#### EXTRACTED ENTRIES ####

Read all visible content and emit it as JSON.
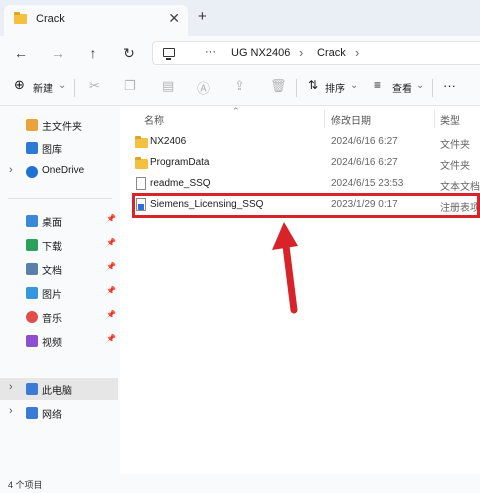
{
  "tab": {
    "title": "Crack",
    "close": "✕",
    "new": "+"
  },
  "nav": {
    "back": "←",
    "forward": "→",
    "up": "↑",
    "refresh": "↻"
  },
  "address": {
    "more": "···",
    "crumbs": [
      "UG NX2406",
      "Crack"
    ],
    "separator": "›"
  },
  "toolbar": {
    "new_label": "新建",
    "sort_label": "排序",
    "view_label": "查看",
    "more": "···"
  },
  "sidebar": {
    "items": [
      {
        "label": "主文件夹",
        "icon": "home-icon",
        "color": "#e8a33d"
      },
      {
        "label": "图库",
        "icon": "gallery-icon",
        "color": "#2a7ad6"
      },
      {
        "label": "OneDrive",
        "icon": "cloud-icon",
        "color": "#1e73d2"
      },
      {
        "label": "桌面",
        "icon": "desktop-icon",
        "color": "#3b88d8"
      },
      {
        "label": "下载",
        "icon": "download-icon",
        "color": "#2aa05a"
      },
      {
        "label": "文档",
        "icon": "documents-icon",
        "color": "#5a7fa8"
      },
      {
        "label": "图片",
        "icon": "pictures-icon",
        "color": "#3598db"
      },
      {
        "label": "音乐",
        "icon": "music-icon",
        "color": "#e0504a"
      },
      {
        "label": "视频",
        "icon": "video-icon",
        "color": "#8d4fd0"
      },
      {
        "label": "此电脑",
        "icon": "computer-icon",
        "color": "#3a7bd5"
      },
      {
        "label": "网络",
        "icon": "network-icon",
        "color": "#3a7bd5"
      }
    ]
  },
  "columns": {
    "name": "名称",
    "date": "修改日期",
    "type": "类型"
  },
  "files": [
    {
      "name": "NX2406",
      "date": "2024/6/16 6:27",
      "type": "文件夹",
      "icon": "folder-icon"
    },
    {
      "name": "ProgramData",
      "date": "2024/6/16 6:27",
      "type": "文件夹",
      "icon": "folder-icon"
    },
    {
      "name": "readme_SSQ",
      "date": "2024/6/15 23:53",
      "type": "文本文档",
      "icon": "text-file-icon"
    },
    {
      "name": "Siemens_Licensing_SSQ",
      "date": "2023/1/29 0:17",
      "type": "注册表项",
      "icon": "registry-file-icon"
    }
  ],
  "status": {
    "count": "4 个项目"
  },
  "colors": {
    "highlight": "#d8232a",
    "arrow": "#d8232a",
    "folder": "#f3c03f"
  }
}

####

STATED TASK
Reproduce every record word for word. The copy must contain no pictures.

RESULT
Read all visible content and emit it as JSON.
{
  "tab": {
    "title": "Crack",
    "close": "✕",
    "new": "+"
  },
  "nav": {
    "back": "←",
    "forward": "→",
    "up": "↑",
    "refresh": "↻"
  },
  "address": {
    "more": "···",
    "crumbs": [
      "UG NX2406",
      "Crack"
    ],
    "separator": "›"
  },
  "toolbar": {
    "new_label": "新建",
    "sort_label": "排序",
    "view_label": "查看",
    "more": "···"
  },
  "sidebar": {
    "items": [
      {
        "label": "主文件夹",
        "icon": "home-icon",
        "color": "#e8a33d"
      },
      {
        "label": "图库",
        "icon": "gallery-icon",
        "color": "#2a7ad6"
      },
      {
        "label": "OneDrive",
        "icon": "cloud-icon",
        "color": "#1e73d2"
      },
      {
        "label": "桌面",
        "icon": "desktop-icon",
        "color": "#3b88d8"
      },
      {
        "label": "下载",
        "icon": "download-icon",
        "color": "#2aa05a"
      },
      {
        "label": "文档",
        "icon": "documents-icon",
        "color": "#5a7fa8"
      },
      {
        "label": "图片",
        "icon": "pictures-icon",
        "color": "#3598db"
      },
      {
        "label": "音乐",
        "icon": "music-icon",
        "color": "#e0504a"
      },
      {
        "label": "视频",
        "icon": "video-icon",
        "color": "#8d4fd0"
      },
      {
        "label": "此电脑",
        "icon": "computer-icon",
        "color": "#3a7bd5"
      },
      {
        "label": "网络",
        "icon": "network-icon",
        "color": "#3a7bd5"
      }
    ]
  },
  "columns": {
    "name": "名称",
    "date": "修改日期",
    "type": "类型"
  },
  "files": [
    {
      "name": "NX2406",
      "date": "2024/6/16 6:27",
      "type": "文件夹",
      "icon": "folder-icon"
    },
    {
      "name": "ProgramData",
      "date": "2024/6/16 6:27",
      "type": "文件夹",
      "icon": "folder-icon"
    },
    {
      "name": "readme_SSQ",
      "date": "2024/6/15 23:53",
      "type": "文本文档",
      "icon": "text-file-icon"
    },
    {
      "name": "Siemens_Licensing_SSQ",
      "date": "2023/1/29 0:17",
      "type": "注册表项",
      "icon": "registry-file-icon"
    }
  ],
  "status": {
    "count": "4 个项目"
  },
  "colors": {
    "highlight": "#d8232a",
    "arrow": "#d8232a",
    "folder": "#f3c03f"
  }
}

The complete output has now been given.